[Written problem]
Answer with one number: how many lines hold "KAJORAN".

Stored records:
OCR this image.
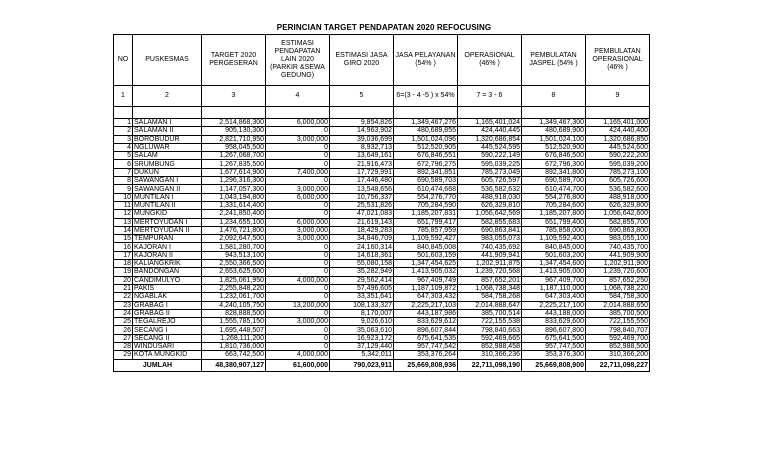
PERINCIAN TARGET PENDAPATAN 2020 REFOCUSING
NO	PUSKESMAS	TARGET 2020 PERGESERAN	ESTIMASI PENDAPATAN LAIN 2020 (PARKIR &SEWA GEDUNG)	ESTIMASI JASA GIRO 2020	JASA PELAYANAN (54% )	OPERASIONAL (46% )	PEMBULATAN JASPEL (54% )	PEMBULATAN OPERASIONAL (46% )
1	2	3	4	5	6=(3 - 4 -5 ) x 54%	7 = 3 - 6	8	9

1	SALAMAN I	2,514,868,300	6,000,000	9,854,826	1,349,467,276	1,165,401,024	1,349,467,300	1,165,401,000
2	SALAMAN II	905,130,300	0	14,963,902	480,689,855	424,440,445	480,689,900	424,440,400
3	BOROBUDUR	2,821,710,950	3,000,000	39,036,699	1,501,024,096	1,320,686,854	1,501,024,100	1,320,686,850
4	NGLUWAR	958,045,500	0	8,932,713	512,520,905	445,524,595	512,520,900	445,524,600
5	SALAM	1,267,068,700	0	13,649,161	676,846,551	590,222,149	676,846,500	590,222,200
6	SRUMBUNG	1,267,835,500	0	21,916,473	672,796,275	595,039,225	672,796,300	595,039,200
7	DUKUN	1,677,614,900	7,400,000	17,729,991	892,341,851	785,273,049	892,341,800	785,273,100
8	SAWANGAN I	1,296,316,300	0	17,446,480	690,589,703	605,726,597	690,589,700	605,726,600
9	SAWANGAN II	1,147,057,300	3,000,000	13,548,656	610,474,668	536,582,632	610,474,700	536,582,600
10	MUNTILAN I	1,043,194,800	6,000,000	10,756,337	554,276,770	488,918,030	554,276,800	488,918,000
11	MUNTILAN II	1,331,614,400	0	25,531,826	705,284,590	626,329,810	705,284,600	626,329,800
12	MUNGKID	2,241,850,400	0	47,021,083	1,185,207,831	1,056,642,569	1,185,207,800	1,056,642,600
13	MERTOYUDAN I	1,234,655,100	6,000,000	21,619,143	651,799,417	582,855,683	651,799,400	582,855,700
14	MERTOYUDAN II	1,476,721,800	3,000,000	18,429,283	785,857,959	690,863,841	785,858,000	690,863,800
15	TEMPURAN	2,092,647,500	3,000,000	34,846,709	1,109,592,427	983,055,073	1,109,592,400	983,055,100
16	KAJORAN I	1,581,280,700	0	24,160,314	840,845,008	740,435,692	840,845,000	740,435,700
17	KAJORAN II	943,513,100	0	14,618,361	501,603,159	441,909,941	501,603,200	441,909,900
18	KALIANGKRIK	2,550,366,500	0	55,080,158	1,347,454,625	1,202,911,875	1,347,454,600	1,202,911,900
19	BANDONGAN	2,653,625,600	0	35,282,949	1,413,905,032	1,239,720,568	1,413,905,000	1,239,720,600
20	CANDIMULYO	1,825,061,950	4,000,000	29,562,414	967,409,749	857,652,201	967,409,700	857,652,250
21	PAKIS	2,255,848,220	0	57,496,605	1,187,109,872	1,068,738,348	1,187,110,000	1,068,738,220
22	NGABLAK	1,232,061,700	0	33,351,641	647,303,432	584,758,268	647,303,400	584,758,300
23	GRABAG I	4,240,105,750	13,200,000	108,133,327	2,225,217,103	2,014,888,647	2,225,217,100	2,014,888,650
24	GRABAG II	828,888,500	0	8,170,007	443,187,986	385,700,514	443,188,000	385,700,500
25	TEGALREJO	1,555,785,150	3,000,000	9,026,610	833,629,612	722,155,538	833,629,600	722,155,550
26	SECANG I	1,695,448,507	0	35,063,610	896,607,844	798,840,663	896,607,800	798,840,707
27	SECANG II	1,268,111,200	0	16,923,172	675,641,535	592,469,665	675,641,500	592,469,700
28	WINDUSARI	1,810,736,000	0	37,129,440	957,747,542	852,988,458	957,747,500	852,988,500
29	KOTA MUNGKID	663,742,500	4,000,000	5,342,011	353,376,264	310,366,236	353,376,300	310,366,200
JUMLAH		48,380,907,127	61,600,000	790,023,911	25,669,808,936	22,711,098,190	25,669,808,900	22,711,098,227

[Solution for this task]
2